⟨

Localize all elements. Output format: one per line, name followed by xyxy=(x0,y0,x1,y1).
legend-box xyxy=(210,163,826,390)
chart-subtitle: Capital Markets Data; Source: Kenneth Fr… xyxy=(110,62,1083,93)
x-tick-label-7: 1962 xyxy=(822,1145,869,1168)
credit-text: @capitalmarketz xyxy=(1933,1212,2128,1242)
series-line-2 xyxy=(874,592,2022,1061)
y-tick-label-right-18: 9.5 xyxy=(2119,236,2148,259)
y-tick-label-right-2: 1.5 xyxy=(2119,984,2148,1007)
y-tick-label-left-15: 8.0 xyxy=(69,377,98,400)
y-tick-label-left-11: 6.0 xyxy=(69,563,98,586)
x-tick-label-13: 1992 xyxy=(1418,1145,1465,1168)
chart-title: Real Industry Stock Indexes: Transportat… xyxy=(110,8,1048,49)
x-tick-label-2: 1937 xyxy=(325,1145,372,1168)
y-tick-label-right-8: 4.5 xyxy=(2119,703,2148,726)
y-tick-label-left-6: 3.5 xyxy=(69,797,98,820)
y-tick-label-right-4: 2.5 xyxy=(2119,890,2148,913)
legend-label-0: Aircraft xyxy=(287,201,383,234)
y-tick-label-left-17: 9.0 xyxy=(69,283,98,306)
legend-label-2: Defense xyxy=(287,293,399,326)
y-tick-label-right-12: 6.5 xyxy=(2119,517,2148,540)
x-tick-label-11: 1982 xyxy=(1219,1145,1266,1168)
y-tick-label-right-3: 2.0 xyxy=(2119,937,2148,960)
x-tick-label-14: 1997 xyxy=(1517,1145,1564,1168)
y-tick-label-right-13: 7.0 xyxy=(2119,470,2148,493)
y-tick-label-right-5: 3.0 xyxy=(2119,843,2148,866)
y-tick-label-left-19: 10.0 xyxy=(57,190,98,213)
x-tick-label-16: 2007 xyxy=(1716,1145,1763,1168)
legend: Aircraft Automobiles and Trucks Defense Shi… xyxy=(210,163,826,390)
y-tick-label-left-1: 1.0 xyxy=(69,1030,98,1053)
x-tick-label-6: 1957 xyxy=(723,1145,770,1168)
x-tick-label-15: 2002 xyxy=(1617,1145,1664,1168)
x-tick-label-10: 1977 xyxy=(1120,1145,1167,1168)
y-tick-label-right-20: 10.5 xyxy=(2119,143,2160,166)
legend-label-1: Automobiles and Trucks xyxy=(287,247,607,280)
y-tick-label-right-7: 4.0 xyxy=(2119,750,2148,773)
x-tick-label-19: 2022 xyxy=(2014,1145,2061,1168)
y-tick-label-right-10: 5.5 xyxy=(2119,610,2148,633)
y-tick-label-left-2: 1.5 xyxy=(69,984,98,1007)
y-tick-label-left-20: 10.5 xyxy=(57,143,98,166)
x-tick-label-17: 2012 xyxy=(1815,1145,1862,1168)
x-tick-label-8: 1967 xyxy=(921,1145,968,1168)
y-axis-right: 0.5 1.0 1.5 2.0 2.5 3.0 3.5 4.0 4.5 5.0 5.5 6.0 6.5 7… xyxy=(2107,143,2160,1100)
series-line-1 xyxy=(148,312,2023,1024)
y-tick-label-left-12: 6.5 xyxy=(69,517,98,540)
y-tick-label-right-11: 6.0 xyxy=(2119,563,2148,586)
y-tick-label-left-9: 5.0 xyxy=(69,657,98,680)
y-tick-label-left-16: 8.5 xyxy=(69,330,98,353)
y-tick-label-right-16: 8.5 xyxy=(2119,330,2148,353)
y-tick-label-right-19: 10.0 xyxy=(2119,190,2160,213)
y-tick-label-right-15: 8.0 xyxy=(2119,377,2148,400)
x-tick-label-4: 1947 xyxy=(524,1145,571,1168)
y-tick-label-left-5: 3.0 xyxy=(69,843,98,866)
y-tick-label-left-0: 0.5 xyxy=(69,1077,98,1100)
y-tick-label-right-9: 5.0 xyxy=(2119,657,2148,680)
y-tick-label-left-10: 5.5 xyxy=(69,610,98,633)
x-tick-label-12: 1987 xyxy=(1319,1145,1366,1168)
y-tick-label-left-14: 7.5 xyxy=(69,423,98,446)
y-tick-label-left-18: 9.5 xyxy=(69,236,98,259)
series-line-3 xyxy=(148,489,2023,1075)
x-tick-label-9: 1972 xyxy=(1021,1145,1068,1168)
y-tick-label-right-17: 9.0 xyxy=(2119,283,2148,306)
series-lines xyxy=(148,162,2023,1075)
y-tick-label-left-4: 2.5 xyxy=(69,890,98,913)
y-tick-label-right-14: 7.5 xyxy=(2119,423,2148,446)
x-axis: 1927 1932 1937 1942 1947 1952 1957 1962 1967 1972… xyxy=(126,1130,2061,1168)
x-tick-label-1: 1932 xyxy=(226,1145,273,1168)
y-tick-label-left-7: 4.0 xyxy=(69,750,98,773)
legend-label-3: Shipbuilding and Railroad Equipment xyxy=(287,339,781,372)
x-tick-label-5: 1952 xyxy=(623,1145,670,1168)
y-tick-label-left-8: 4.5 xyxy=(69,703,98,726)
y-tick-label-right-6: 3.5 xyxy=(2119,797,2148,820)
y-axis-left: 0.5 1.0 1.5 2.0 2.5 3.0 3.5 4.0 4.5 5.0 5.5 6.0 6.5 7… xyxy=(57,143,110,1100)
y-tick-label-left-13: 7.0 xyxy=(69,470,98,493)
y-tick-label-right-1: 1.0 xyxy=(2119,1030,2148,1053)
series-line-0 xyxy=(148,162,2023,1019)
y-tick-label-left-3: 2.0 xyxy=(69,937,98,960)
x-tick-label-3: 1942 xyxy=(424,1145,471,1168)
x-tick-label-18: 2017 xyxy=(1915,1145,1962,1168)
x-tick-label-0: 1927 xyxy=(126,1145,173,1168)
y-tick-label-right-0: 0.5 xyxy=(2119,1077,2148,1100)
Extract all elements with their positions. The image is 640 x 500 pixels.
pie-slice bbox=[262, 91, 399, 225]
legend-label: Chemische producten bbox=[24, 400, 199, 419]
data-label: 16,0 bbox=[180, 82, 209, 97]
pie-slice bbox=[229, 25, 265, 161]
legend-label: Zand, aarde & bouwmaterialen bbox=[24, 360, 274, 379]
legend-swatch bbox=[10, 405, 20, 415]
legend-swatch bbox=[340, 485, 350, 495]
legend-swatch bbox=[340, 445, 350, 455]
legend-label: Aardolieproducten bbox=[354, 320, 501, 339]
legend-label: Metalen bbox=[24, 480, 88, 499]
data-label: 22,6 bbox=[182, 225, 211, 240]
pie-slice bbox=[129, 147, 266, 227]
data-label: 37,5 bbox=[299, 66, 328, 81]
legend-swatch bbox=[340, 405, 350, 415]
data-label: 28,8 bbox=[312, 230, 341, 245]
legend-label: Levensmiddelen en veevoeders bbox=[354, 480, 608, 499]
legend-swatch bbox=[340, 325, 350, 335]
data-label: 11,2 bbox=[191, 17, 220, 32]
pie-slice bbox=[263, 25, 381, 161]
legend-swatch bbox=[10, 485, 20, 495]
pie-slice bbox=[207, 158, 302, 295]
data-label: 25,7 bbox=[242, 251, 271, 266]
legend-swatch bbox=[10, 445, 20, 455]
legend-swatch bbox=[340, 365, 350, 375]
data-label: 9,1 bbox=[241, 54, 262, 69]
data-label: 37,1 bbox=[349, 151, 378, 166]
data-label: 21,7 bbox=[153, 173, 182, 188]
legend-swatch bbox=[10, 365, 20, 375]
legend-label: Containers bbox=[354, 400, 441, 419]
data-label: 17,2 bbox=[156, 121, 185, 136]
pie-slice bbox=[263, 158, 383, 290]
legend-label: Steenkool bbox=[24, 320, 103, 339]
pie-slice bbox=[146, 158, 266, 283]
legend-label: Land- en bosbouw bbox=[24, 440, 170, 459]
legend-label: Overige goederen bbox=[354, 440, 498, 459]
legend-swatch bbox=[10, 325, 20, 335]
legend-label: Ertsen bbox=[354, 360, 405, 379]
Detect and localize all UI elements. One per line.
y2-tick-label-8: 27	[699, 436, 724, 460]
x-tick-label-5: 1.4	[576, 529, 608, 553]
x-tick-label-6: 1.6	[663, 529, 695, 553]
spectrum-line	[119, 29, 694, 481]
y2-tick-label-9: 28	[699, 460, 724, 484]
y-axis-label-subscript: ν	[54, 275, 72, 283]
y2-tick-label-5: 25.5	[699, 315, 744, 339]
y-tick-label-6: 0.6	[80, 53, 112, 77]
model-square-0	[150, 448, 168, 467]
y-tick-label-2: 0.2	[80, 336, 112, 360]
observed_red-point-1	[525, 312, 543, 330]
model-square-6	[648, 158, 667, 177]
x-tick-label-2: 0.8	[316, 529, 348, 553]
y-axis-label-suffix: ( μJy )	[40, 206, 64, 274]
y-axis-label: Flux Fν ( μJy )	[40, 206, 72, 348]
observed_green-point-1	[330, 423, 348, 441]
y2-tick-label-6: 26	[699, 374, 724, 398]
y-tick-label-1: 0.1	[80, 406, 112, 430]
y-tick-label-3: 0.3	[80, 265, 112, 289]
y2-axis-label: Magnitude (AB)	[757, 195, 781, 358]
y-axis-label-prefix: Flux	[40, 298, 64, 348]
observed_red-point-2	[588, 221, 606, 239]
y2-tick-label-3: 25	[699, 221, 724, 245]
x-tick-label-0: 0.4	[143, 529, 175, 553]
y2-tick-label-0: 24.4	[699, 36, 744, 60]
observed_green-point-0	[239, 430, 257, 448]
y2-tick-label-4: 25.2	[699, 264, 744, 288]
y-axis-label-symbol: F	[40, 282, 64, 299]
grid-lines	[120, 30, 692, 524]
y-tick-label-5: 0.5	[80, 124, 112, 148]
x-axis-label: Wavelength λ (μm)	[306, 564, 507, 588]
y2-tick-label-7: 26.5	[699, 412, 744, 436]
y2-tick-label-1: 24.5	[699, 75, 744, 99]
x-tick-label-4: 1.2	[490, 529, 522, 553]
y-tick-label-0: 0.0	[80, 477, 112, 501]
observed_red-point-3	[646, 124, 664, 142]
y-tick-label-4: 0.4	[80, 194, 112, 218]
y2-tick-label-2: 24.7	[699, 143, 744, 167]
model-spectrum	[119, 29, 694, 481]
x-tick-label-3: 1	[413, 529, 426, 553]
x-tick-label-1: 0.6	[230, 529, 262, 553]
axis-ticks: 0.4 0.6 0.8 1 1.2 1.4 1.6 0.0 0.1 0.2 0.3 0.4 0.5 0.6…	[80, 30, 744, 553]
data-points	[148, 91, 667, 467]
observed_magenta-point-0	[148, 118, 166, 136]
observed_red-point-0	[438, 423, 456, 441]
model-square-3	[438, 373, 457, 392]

⟩

| Written exercise |
Copy out the lines above without any change, from the first line through the line containing "y-tick-label-right-4: 2.5 xyxy=(2119,890,2148,913)", with both of those lines included.

| In response |
Localize all elements. Output format: one per line, name followed by xyxy=(x0,y0,x1,y1).
legend-box xyxy=(210,163,826,390)
chart-subtitle: Capital Markets Data; Source: Kenneth Fr… xyxy=(110,62,1083,93)
x-tick-label-7: 1962 xyxy=(822,1145,869,1168)
credit-text: @capitalmarketz xyxy=(1933,1212,2128,1242)
series-line-2 xyxy=(874,592,2022,1061)
y-tick-label-right-18: 9.5 xyxy=(2119,236,2148,259)
y-tick-label-right-2: 1.5 xyxy=(2119,984,2148,1007)
y-tick-label-left-15: 8.0 xyxy=(69,377,98,400)
y-tick-label-left-11: 6.0 xyxy=(69,563,98,586)
x-tick-label-13: 1992 xyxy=(1418,1145,1465,1168)
chart-title: Real Industry Stock Indexes: Transportat… xyxy=(110,8,1048,49)
x-tick-label-2: 1937 xyxy=(325,1145,372,1168)
y-tick-label-right-8: 4.5 xyxy=(2119,703,2148,726)
y-tick-label-left-6: 3.5 xyxy=(69,797,98,820)
y-tick-label-right-4: 2.5 xyxy=(2119,890,2148,913)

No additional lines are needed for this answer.